# [GIVEN PROBLEM]
Pick out all lines of the entries that include the word "more" and copy them.

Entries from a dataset
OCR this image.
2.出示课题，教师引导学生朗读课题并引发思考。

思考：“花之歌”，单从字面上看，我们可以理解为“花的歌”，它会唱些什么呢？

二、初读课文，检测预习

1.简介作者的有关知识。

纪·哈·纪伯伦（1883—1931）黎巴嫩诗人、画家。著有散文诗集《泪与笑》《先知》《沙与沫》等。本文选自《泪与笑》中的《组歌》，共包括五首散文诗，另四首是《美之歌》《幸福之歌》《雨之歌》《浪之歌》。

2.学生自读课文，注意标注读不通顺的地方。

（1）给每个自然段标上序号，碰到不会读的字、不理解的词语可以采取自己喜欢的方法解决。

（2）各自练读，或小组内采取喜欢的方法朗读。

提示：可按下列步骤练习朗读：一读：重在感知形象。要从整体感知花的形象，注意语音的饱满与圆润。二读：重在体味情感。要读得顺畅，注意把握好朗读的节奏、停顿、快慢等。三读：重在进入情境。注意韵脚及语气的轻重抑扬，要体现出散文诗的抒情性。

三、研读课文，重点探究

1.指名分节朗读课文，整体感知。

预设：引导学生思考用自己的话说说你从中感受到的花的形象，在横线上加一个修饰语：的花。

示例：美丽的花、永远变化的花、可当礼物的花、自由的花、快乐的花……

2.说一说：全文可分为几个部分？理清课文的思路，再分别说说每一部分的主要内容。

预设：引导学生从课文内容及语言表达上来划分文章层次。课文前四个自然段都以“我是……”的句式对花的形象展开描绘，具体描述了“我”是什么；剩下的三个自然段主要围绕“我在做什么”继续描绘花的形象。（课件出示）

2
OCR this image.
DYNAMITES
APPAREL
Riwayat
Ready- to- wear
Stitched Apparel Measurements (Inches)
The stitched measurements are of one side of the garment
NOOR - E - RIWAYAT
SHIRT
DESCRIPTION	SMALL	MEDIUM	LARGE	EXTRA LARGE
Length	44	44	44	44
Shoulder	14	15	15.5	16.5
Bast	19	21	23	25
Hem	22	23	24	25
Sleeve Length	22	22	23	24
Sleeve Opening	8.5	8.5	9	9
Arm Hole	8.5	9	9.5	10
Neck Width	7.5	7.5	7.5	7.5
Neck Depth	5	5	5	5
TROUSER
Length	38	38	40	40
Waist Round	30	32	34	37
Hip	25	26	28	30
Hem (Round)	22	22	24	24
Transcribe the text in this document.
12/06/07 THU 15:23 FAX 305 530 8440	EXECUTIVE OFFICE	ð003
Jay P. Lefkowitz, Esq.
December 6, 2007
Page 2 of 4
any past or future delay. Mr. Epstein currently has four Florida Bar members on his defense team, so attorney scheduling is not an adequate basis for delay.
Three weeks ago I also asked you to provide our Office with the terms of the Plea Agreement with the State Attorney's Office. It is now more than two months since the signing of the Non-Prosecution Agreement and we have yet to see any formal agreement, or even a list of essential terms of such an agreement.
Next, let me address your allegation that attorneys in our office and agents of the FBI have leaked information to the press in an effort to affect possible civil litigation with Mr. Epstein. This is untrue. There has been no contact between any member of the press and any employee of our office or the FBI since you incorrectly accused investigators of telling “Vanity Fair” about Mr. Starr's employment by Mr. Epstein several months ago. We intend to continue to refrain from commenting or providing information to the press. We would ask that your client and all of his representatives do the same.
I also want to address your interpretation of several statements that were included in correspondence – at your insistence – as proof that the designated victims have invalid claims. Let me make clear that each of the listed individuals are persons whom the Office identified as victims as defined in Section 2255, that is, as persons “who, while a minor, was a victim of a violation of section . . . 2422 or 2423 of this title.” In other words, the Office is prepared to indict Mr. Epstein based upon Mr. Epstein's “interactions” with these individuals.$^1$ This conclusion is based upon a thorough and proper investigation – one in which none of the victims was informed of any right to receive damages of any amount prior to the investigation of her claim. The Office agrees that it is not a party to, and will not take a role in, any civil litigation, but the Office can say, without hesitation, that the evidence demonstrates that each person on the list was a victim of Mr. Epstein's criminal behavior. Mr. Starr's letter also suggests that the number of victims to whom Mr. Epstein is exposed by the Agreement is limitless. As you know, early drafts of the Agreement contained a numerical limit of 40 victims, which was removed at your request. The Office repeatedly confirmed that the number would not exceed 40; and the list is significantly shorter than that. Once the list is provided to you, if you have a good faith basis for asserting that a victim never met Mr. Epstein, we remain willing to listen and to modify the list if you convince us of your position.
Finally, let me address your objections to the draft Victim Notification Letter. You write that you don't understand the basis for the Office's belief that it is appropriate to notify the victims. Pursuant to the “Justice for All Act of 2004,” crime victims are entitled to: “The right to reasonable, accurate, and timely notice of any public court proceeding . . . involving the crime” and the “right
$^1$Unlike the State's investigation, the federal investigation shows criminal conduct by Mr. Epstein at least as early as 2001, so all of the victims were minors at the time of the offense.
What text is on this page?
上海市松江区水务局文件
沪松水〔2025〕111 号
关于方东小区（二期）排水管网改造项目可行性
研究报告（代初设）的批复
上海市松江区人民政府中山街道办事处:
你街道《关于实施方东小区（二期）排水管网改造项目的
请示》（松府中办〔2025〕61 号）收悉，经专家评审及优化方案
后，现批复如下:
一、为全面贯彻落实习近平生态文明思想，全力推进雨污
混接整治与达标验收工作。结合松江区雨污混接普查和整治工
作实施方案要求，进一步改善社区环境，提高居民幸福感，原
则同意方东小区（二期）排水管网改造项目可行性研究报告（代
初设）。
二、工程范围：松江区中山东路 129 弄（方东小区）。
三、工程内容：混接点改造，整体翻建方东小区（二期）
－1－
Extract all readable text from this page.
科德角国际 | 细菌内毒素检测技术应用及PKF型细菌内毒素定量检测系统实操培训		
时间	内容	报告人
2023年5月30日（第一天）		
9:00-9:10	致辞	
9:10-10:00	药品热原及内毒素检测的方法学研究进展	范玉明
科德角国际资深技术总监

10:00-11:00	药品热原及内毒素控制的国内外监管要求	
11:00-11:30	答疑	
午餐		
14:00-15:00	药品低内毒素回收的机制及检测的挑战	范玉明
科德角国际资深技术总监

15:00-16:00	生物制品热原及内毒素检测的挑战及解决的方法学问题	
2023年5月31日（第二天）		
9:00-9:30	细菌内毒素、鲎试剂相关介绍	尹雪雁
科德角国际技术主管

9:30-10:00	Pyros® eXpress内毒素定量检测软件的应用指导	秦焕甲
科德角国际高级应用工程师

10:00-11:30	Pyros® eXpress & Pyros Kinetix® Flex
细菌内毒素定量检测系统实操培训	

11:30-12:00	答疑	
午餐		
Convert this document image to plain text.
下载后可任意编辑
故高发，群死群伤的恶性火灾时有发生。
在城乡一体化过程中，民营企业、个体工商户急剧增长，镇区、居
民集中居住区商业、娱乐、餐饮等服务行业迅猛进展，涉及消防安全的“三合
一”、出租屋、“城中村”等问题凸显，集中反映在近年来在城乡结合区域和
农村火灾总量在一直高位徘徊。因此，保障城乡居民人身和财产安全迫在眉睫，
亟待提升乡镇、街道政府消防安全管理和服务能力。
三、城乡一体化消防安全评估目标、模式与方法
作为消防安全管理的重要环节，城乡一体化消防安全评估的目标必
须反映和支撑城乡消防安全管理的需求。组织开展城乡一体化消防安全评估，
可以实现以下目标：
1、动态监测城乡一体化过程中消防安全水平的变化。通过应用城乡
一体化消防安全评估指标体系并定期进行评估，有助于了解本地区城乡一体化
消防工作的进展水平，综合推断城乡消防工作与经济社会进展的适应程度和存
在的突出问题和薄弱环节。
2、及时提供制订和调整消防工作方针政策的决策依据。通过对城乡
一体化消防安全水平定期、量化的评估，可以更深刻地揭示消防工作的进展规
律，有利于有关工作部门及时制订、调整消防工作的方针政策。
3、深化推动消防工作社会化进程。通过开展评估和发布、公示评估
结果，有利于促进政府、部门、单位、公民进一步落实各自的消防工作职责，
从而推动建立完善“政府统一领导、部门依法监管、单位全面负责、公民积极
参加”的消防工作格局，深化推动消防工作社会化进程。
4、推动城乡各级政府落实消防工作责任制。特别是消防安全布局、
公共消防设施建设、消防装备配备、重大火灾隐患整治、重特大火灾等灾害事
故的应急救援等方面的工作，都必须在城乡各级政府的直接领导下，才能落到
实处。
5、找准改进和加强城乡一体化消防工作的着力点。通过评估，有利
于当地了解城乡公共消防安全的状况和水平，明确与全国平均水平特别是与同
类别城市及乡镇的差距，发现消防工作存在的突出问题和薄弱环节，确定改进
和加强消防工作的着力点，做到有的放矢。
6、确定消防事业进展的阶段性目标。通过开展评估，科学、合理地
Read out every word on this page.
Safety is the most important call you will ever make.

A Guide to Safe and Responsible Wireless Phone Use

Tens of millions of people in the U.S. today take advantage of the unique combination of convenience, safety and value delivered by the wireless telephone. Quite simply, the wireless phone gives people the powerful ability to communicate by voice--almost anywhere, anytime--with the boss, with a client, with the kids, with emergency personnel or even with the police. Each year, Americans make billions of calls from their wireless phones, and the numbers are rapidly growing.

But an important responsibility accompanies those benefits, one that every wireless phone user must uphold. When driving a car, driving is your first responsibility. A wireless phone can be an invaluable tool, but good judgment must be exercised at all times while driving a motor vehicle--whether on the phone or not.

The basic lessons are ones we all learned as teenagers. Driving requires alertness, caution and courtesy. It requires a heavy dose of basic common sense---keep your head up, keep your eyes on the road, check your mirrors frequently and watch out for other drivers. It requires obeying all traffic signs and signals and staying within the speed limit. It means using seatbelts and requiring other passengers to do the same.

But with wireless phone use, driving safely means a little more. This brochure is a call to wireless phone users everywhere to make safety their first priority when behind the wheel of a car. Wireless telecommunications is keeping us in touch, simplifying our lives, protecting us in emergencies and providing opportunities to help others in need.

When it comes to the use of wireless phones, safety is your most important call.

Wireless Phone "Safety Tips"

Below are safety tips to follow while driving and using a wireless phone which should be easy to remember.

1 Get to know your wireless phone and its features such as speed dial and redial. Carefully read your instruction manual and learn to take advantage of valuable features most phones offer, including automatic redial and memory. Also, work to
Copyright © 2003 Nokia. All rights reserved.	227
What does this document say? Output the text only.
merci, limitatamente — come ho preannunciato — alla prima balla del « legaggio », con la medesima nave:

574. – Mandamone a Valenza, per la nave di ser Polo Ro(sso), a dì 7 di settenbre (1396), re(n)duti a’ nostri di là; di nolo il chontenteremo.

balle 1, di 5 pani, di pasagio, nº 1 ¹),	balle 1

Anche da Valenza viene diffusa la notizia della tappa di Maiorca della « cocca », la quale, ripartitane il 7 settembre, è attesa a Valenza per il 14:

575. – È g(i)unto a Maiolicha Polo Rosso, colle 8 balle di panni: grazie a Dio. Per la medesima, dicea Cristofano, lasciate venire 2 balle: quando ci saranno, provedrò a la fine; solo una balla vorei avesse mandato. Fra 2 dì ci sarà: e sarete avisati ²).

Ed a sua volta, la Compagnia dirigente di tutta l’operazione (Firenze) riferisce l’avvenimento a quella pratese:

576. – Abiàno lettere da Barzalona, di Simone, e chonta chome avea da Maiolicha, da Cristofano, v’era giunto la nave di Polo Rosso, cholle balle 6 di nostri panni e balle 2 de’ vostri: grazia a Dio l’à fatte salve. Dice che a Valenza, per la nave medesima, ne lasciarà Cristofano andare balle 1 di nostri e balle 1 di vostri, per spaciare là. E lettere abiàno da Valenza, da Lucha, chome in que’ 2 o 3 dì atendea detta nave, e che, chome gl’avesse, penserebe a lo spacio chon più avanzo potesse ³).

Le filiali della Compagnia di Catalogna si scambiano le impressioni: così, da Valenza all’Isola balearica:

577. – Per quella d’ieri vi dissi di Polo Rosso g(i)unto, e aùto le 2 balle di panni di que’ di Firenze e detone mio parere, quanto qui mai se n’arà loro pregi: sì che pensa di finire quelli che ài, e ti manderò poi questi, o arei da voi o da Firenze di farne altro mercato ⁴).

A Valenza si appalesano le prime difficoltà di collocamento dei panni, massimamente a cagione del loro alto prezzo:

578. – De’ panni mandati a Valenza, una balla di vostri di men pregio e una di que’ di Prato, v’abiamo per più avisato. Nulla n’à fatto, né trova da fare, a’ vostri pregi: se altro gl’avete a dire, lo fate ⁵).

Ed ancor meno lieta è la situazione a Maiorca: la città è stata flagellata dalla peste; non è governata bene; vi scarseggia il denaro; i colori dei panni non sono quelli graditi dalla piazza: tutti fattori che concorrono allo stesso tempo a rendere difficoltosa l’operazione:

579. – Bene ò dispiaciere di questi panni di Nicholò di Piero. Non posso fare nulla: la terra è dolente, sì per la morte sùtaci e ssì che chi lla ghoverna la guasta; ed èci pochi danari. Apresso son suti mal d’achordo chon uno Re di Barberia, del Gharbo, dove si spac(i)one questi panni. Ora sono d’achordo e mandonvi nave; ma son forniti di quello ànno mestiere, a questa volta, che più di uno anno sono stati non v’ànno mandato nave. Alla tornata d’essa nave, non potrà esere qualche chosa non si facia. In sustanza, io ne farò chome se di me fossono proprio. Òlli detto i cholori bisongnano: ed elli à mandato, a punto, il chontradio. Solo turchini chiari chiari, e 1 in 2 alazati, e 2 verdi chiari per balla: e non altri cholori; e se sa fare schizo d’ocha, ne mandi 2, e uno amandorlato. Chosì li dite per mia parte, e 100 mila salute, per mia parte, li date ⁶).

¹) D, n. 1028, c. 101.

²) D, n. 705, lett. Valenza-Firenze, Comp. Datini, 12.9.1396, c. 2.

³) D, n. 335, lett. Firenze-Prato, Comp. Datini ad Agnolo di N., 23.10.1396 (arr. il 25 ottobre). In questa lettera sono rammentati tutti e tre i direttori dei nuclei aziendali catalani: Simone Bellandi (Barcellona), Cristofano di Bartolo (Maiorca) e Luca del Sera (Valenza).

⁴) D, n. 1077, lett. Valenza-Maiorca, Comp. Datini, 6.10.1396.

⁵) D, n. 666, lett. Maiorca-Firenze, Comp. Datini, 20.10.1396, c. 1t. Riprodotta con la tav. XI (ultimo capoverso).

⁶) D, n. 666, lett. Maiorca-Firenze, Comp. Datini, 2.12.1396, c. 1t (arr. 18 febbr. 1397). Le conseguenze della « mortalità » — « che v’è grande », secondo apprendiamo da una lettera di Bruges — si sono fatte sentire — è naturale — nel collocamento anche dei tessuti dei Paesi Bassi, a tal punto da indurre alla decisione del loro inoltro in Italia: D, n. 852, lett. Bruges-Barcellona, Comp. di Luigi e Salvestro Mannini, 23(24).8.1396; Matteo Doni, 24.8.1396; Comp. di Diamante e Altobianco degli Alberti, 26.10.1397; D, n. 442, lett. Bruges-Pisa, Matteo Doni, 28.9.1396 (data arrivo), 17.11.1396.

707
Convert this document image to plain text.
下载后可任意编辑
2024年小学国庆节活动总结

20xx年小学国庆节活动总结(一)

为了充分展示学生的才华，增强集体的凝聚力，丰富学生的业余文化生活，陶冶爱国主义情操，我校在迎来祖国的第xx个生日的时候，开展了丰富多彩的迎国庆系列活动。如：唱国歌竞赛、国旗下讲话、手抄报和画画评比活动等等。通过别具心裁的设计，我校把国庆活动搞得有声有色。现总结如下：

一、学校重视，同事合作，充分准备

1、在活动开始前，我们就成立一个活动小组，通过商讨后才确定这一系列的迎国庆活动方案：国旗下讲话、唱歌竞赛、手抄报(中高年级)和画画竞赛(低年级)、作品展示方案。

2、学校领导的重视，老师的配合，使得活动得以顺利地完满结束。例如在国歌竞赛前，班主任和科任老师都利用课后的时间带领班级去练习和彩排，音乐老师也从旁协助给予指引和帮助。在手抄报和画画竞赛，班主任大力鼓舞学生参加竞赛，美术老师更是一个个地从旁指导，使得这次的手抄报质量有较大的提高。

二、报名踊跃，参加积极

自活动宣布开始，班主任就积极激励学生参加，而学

# [FULL OUTPUT]
Three weeks ago I also asked you to provide our Office with the terms of the Plea Agreement with the State Attorney's Office. It is now more than two months since the signing of the Non-Prosecution Agreement and we have yet to see any formal agreement, or even a list of essential terms of such an agreement.
But with wireless phone use, driving safely means a little more. This brochure is a call to wireless phone users everywhere to make safety their first priority when behind the wheel of a car. Wireless telecommunications is keeping us in touch, simplifying our lives, protecting us in emergencies and providing opportunities to help others in need.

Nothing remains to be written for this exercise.